** Begin Data entries **
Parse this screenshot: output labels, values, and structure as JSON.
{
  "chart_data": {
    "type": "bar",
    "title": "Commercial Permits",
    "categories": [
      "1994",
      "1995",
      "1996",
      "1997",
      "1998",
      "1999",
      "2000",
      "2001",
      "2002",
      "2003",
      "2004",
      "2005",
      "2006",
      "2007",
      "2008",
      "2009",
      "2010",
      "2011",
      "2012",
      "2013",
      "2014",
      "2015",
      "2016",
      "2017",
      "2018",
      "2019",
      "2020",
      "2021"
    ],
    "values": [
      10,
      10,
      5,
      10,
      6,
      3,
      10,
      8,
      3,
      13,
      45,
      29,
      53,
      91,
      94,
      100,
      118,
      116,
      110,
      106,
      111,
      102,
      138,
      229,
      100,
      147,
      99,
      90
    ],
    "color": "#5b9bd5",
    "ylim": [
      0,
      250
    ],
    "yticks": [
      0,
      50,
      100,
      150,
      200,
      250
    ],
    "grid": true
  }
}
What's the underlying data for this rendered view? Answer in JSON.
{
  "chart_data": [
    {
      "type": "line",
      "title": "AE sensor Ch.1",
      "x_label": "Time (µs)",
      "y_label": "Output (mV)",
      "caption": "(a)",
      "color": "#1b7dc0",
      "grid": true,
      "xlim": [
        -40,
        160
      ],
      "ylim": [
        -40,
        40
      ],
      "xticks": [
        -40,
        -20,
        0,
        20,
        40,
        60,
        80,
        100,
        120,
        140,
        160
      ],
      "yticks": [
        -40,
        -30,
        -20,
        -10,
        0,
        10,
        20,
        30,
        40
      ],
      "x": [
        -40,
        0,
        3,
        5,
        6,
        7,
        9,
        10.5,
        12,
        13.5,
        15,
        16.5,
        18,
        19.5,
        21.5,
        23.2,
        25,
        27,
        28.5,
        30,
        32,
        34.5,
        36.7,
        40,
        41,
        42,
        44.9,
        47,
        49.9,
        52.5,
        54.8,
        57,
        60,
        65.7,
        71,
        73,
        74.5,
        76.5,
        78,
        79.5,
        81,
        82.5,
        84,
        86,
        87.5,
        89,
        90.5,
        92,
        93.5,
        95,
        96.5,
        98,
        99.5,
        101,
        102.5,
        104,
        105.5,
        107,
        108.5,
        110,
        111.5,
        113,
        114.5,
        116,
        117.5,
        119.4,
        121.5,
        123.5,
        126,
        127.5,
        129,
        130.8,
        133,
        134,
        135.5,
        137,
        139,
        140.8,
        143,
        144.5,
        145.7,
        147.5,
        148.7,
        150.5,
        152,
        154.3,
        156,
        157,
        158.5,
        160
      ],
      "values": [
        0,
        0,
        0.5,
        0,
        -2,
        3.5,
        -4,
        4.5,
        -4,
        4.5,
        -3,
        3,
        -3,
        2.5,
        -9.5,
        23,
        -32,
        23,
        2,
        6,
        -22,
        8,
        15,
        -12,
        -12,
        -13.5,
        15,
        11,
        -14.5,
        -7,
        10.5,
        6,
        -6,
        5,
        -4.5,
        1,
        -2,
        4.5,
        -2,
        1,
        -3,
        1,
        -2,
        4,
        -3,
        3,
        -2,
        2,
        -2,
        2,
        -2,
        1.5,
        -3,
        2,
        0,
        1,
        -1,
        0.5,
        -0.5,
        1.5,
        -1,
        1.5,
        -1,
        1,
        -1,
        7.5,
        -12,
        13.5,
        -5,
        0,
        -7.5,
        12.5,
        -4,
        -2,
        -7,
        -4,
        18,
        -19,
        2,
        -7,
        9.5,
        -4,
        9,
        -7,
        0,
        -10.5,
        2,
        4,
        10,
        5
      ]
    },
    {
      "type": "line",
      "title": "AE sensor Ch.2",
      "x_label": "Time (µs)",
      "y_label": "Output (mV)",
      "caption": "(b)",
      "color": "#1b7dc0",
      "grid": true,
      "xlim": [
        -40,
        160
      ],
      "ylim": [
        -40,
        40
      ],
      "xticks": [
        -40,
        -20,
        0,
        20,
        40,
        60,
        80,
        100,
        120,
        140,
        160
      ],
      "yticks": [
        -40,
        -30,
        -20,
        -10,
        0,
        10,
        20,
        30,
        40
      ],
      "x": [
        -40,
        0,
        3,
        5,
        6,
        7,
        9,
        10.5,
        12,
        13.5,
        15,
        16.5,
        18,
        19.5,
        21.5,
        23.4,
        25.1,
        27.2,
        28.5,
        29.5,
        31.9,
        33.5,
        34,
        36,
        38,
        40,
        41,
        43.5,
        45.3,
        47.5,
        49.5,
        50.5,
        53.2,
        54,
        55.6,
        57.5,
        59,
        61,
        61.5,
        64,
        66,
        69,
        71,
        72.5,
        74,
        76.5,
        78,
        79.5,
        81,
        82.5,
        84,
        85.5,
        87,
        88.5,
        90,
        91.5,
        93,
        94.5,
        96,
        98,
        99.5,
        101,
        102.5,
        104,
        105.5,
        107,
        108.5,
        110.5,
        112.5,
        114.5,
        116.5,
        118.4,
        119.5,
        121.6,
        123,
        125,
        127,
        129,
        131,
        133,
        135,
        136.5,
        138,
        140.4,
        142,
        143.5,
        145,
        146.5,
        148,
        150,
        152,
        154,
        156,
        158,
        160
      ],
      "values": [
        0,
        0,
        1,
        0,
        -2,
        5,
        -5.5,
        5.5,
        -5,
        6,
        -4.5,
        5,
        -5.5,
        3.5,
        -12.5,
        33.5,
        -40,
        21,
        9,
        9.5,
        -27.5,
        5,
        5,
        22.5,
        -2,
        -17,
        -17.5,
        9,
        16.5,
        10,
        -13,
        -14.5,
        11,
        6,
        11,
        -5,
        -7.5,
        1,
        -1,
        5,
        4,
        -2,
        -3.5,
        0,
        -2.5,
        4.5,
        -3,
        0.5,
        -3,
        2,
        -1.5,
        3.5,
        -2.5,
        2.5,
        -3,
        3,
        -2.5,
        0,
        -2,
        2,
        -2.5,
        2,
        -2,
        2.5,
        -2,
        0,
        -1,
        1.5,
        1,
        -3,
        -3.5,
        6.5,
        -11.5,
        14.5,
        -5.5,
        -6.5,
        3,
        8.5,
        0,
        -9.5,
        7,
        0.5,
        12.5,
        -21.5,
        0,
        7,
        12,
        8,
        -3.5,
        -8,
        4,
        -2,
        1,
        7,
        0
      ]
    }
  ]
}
** End Data entries **
Please repeat the material above, word for word and in full.

Parse this screenshot: output labels, values, and structure as JSON.
{
  "chart_data": {
    "type": "bar",
    "title": "Commercial Permits",
    "categories": [
      "1994",
      "1995",
      "1996",
      "1997",
      "1998",
      "1999",
      "2000",
      "2001",
      "2002",
      "2003",
      "2004",
      "2005",
      "2006",
      "2007",
      "2008",
      "2009",
      "2010",
      "2011",
      "2012",
      "2013",
      "2014",
      "2015",
      "2016",
      "2017",
      "2018",
      "2019",
      "2020",
      "2021"
    ],
    "values": [
      10,
      10,
      5,
      10,
      6,
      3,
      10,
      8,
      3,
      13,
      45,
      29,
      53,
      91,
      94,
      100,
      118,
      116,
      110,
      106,
      111,
      102,
      138,
      229,
      100,
      147,
      99,
      90
    ],
    "color": "#5b9bd5",
    "ylim": [
      0,
      250
    ],
    "yticks": [
      0,
      50,
      100,
      150,
      200,
      250
    ],
    "grid": true
  }
}
What's the underlying data for this rendered view? Answer in JSON.
{
  "chart_data": [
    {
      "type": "line",
      "title": "AE sensor Ch.1",
      "x_label": "Time (µs)",
      "y_label": "Output (mV)",
      "caption": "(a)",
      "color": "#1b7dc0",
      "grid": true,
      "xlim": [
        -40,
        160
      ],
      "ylim": [
        -40,
        40
      ],
      "xticks": [
        -40,
        -20,
        0,
        20,
        40,
        60,
        80,
        100,
        120,
        140,
        160
      ],
      "yticks": [
        -40,
        -30,
        -20,
        -10,
        0,
        10,
        20,
        30,
        40
      ],
      "x": [
        -40,
        0,
        3,
        5,
        6,
        7,
        9,
        10.5,
        12,
        13.5,
        15,
        16.5,
        18,
        19.5,
        21.5,
        23.2,
        25,
        27,
        28.5,
        30,
        32,
        34.5,
        36.7,
        40,
        41,
        42,
        44.9,
        47,
        49.9,
        52.5,
        54.8,
        57,
        60,
        65.7,
        71,
        73,
        74.5,
        76.5,
        78,
        79.5,
        81,
        82.5,
        84,
        86,
        87.5,
        89,
        90.5,
        92,
        93.5,
        95,
        96.5,
        98,
        99.5,
        101,
        102.5,
        104,
        105.5,
        107,
        108.5,
        110,
        111.5,
        113,
        114.5,
        116,
        117.5,
        119.4,
        121.5,
        123.5,
        126,
        127.5,
        129,
        130.8,
        133,
        134,
        135.5,
        137,
        139,
        140.8,
        143,
        144.5,
        145.7,
        147.5,
        148.7,
        150.5,
        152,
        154.3,
        156,
        157,
        158.5,
        160
      ],
      "values": [
        0,
        0,
        0.5,
        0,
        -2,
        3.5,
        -4,
        4.5,
        -4,
        4.5,
        -3,
        3,
        -3,
        2.5,
        -9.5,
        23,
        -32,
        23,
        2,
        6,
        -22,
        8,
        15,
        -12,
        -12,
        -13.5,
        15,
        11,
        -14.5,
        -7,
        10.5,
        6,
        -6,
        5,
        -4.5,
        1,
        -2,
        4.5,
        -2,
        1,
        -3,
        1,
        -2,
        4,
        -3,
        3,
        -2,
        2,
        -2,
        2,
        -2,
        1.5,
        -3,
        2,
        0,
        1,
        -1,
        0.5,
        -0.5,
        1.5,
        -1,
        1.5,
        -1,
        1,
        -1,
        7.5,
        -12,
        13.5,
        -5,
        0,
        -7.5,
        12.5,
        -4,
        -2,
        -7,
        -4,
        18,
        -19,
        2,
        -7,
        9.5,
        -4,
        9,
        -7,
        0,
        -10.5,
        2,
        4,
        10,
        5
      ]
    },
    {
      "type": "line",
      "title": "AE sensor Ch.2",
      "x_label": "Time (µs)",
      "y_label": "Output (mV)",
      "caption": "(b)",
      "color": "#1b7dc0",
      "grid": true,
      "xlim": [
        -40,
        160
      ],
      "ylim": [
        -40,
        40
      ],
      "xticks": [
        -40,
        -20,
        0,
        20,
        40,
        60,
        80,
        100,
        120,
        140,
        160
      ],
      "yticks": [
        -40,
        -30,
        -20,
        -10,
        0,
        10,
        20,
        30,
        40
      ],
      "x": [
        -40,
        0,
        3,
        5,
        6,
        7,
        9,
        10.5,
        12,
        13.5,
        15,
        16.5,
        18,
        19.5,
        21.5,
        23.4,
        25.1,
        27.2,
        28.5,
        29.5,
        31.9,
        33.5,
        34,
        36,
        38,
        40,
        41,
        43.5,
        45.3,
        47.5,
        49.5,
        50.5,
        53.2,
        54,
        55.6,
        57.5,
        59,
        61,
        61.5,
        64,
        66,
        69,
        71,
        72.5,
        74,
        76.5,
        78,
        79.5,
        81,
        82.5,
        84,
        85.5,
        87,
        88.5,
        90,
        91.5,
        93,
        94.5,
        96,
        98,
        99.5,
        101,
        102.5,
        104,
        105.5,
        107,
        108.5,
        110.5,
        112.5,
        114.5,
        116.5,
        118.4,
        119.5,
        121.6,
        123,
        125,
        127,
        129,
        131,
        133,
        135,
        136.5,
        138,
        140.4,
        142,
        143.5,
        145,
        146.5,
        148,
        150,
        152,
        154,
        156,
        158,
        160
      ],
      "values": [
        0,
        0,
        1,
        0,
        -2,
        5,
        -5.5,
        5.5,
        -5,
        6,
        -4.5,
        5,
        -5.5,
        3.5,
        -12.5,
        33.5,
        -40,
        21,
        9,
        9.5,
        -27.5,
        5,
        5,
        22.5,
        -2,
        -17,
        -17.5,
        9,
        16.5,
        10,
        -13,
        -14.5,
        11,
        6,
        11,
        -5,
        -7.5,
        1,
        -1,
        5,
        4,
        -2,
        -3.5,
        0,
        -2.5,
        4.5,
        -3,
        0.5,
        -3,
        2,
        -1.5,
        3.5,
        -2.5,
        2.5,
        -3,
        3,
        -2.5,
        0,
        -2,
        2,
        -2.5,
        2,
        -2,
        2.5,
        -2,
        0,
        -1,
        1.5,
        1,
        -3,
        -3.5,
        6.5,
        -11.5,
        14.5,
        -5.5,
        -6.5,
        3,
        8.5,
        0,
        -9.5,
        7,
        0.5,
        12.5,
        -21.5,
        0,
        7,
        12,
        8,
        -3.5,
        -8,
        4,
        -2,
        1,
        7,
        0
      ]
    }
  ]
}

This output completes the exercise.